** START EXERCISE MATERIALS **

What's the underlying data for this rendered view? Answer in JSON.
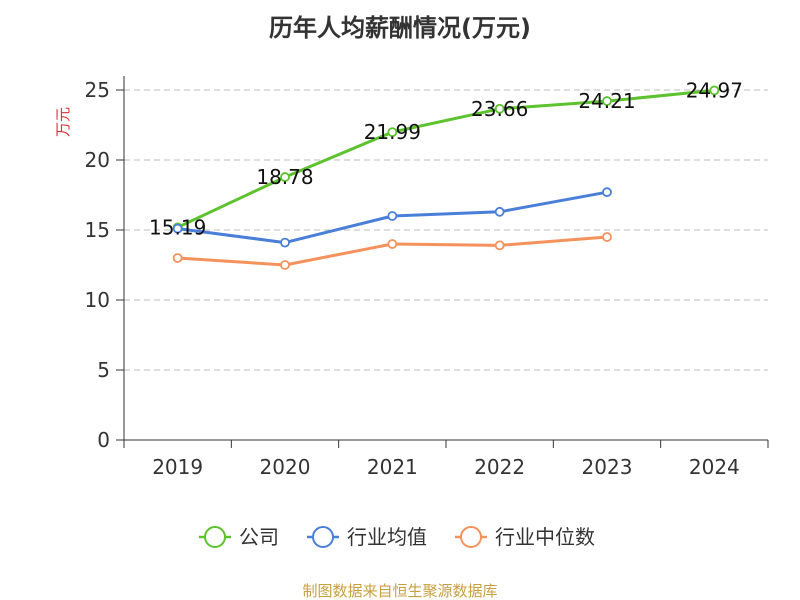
{
  "chart_data": {
    "type": "line",
    "title": "历年人均薪酬情况(万元)",
    "ylabel": "万元",
    "ylim": [
      0,
      25
    ],
    "yticks": [
      0,
      5,
      10,
      15,
      20,
      25
    ],
    "grid": true,
    "legend_position": "bottom",
    "categories": [
      "2019",
      "2020",
      "2021",
      "2022",
      "2023",
      "2024"
    ],
    "series": [
      {
        "name": "公司",
        "color": "#5cc22e",
        "values": [
          15.19,
          18.78,
          21.99,
          23.66,
          24.21,
          24.97
        ],
        "data_labels": [
          "15.19",
          "18.78",
          "21.99",
          "23.66",
          "24.21",
          "24.97"
        ]
      },
      {
        "name": "行业均值",
        "color": "#4a7fd8",
        "values": [
          15.1,
          14.1,
          16.0,
          16.3,
          17.7,
          null
        ]
      },
      {
        "name": "行业中位数",
        "color": "#f5925c",
        "values": [
          13.0,
          12.5,
          14.0,
          13.9,
          14.5,
          null
        ]
      }
    ]
  },
  "footer": {
    "source": "制图数据来自恒生聚源数据库",
    "color": "#c8a040"
  },
  "colors": {
    "ylabel": "#e03030",
    "axis": "#333333",
    "grid": "#bbbbbb"
  }
}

** END EXERCISE MATERIALS **

AIM OF THE TASK
Omit any images, then output the listing exactly.

EXERCISE OUTPUT
What's the underlying data for this rendered view? Answer in JSON.
{
  "chart_data": {
    "type": "line",
    "title": "历年人均薪酬情况(万元)",
    "ylabel": "万元",
    "ylim": [
      0,
      25
    ],
    "yticks": [
      0,
      5,
      10,
      15,
      20,
      25
    ],
    "grid": true,
    "legend_position": "bottom",
    "categories": [
      "2019",
      "2020",
      "2021",
      "2022",
      "2023",
      "2024"
    ],
    "series": [
      {
        "name": "公司",
        "color": "#5cc22e",
        "values": [
          15.19,
          18.78,
          21.99,
          23.66,
          24.21,
          24.97
        ],
        "data_labels": [
          "15.19",
          "18.78",
          "21.99",
          "23.66",
          "24.21",
          "24.97"
        ]
      },
      {
        "name": "行业均值",
        "color": "#4a7fd8",
        "values": [
          15.1,
          14.1,
          16.0,
          16.3,
          17.7,
          null
        ]
      },
      {
        "name": "行业中位数",
        "color": "#f5925c",
        "values": [
          13.0,
          12.5,
          14.0,
          13.9,
          14.5,
          null
        ]
      }
    ]
  },
  "footer": {
    "source": "制图数据来自恒生聚源数据库",
    "color": "#c8a040"
  },
  "colors": {
    "ylabel": "#e03030",
    "axis": "#333333",
    "grid": "#bbbbbb"
  }
}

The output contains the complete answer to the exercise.